§ WHAT IS NEEDED
Repeat each entry as written, dropping any picture you find.

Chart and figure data
□ □ □ □ □
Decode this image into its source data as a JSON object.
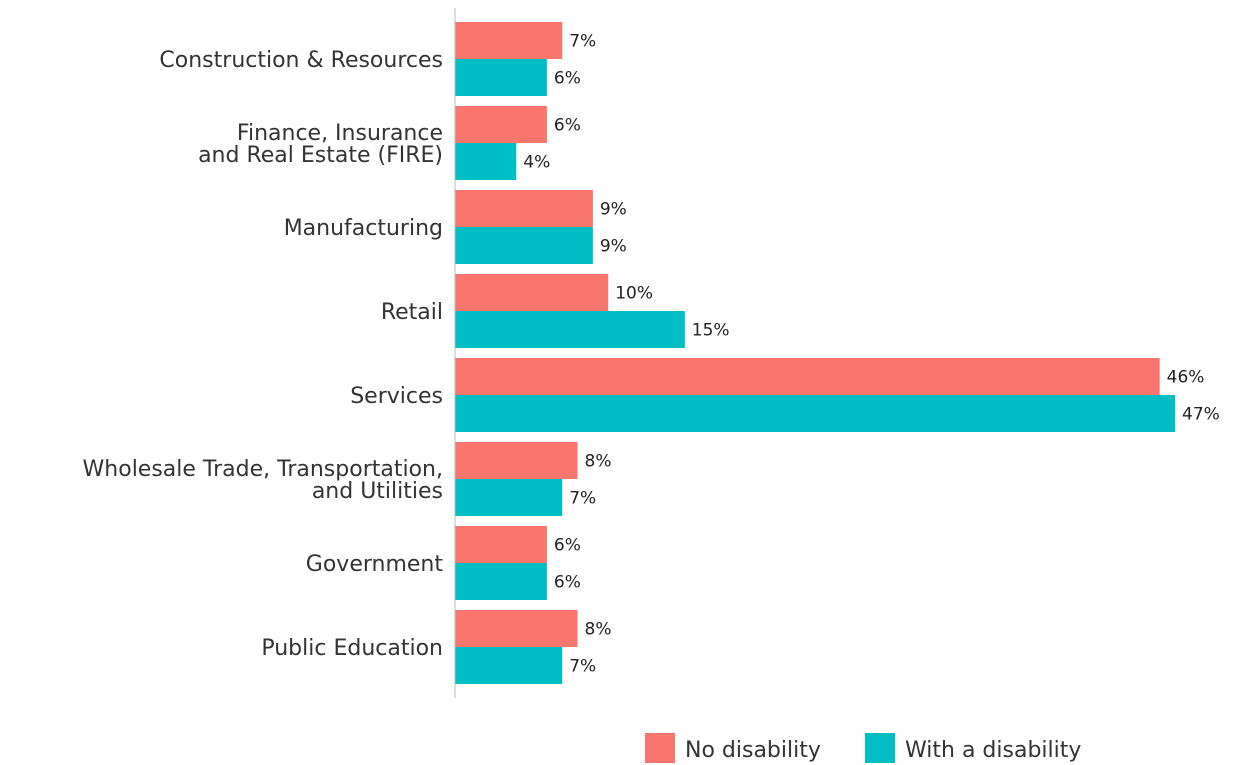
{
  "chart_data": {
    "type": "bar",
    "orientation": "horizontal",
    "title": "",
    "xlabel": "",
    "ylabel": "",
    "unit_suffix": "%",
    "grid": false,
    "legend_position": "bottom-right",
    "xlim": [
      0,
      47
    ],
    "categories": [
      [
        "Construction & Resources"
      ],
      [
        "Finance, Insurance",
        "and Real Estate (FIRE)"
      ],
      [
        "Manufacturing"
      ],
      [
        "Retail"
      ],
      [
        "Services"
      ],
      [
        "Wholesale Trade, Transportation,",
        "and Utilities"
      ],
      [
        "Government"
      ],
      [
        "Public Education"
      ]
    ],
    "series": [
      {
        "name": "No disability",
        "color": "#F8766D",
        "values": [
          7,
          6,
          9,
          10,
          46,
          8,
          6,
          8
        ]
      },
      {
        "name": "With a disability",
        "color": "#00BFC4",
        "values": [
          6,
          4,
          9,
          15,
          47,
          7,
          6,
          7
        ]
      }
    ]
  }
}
□ □ □ □ □
§ TASK ANSWER
Decode this image into its source data as a JSON object.
{
  "chart_data": {
    "type": "bar",
    "orientation": "horizontal",
    "title": "",
    "xlabel": "",
    "ylabel": "",
    "unit_suffix": "%",
    "grid": false,
    "legend_position": "bottom-right",
    "xlim": [
      0,
      47
    ],
    "categories": [
      [
        "Construction & Resources"
      ],
      [
        "Finance, Insurance",
        "and Real Estate (FIRE)"
      ],
      [
        "Manufacturing"
      ],
      [
        "Retail"
      ],
      [
        "Services"
      ],
      [
        "Wholesale Trade, Transportation,",
        "and Utilities"
      ],
      [
        "Government"
      ],
      [
        "Public Education"
      ]
    ],
    "series": [
      {
        "name": "No disability",
        "color": "#F8766D",
        "values": [
          7,
          6,
          9,
          10,
          46,
          8,
          6,
          8
        ]
      },
      {
        "name": "With a disability",
        "color": "#00BFC4",
        "values": [
          6,
          4,
          9,
          15,
          47,
          7,
          6,
          7
        ]
      }
    ]
  }
}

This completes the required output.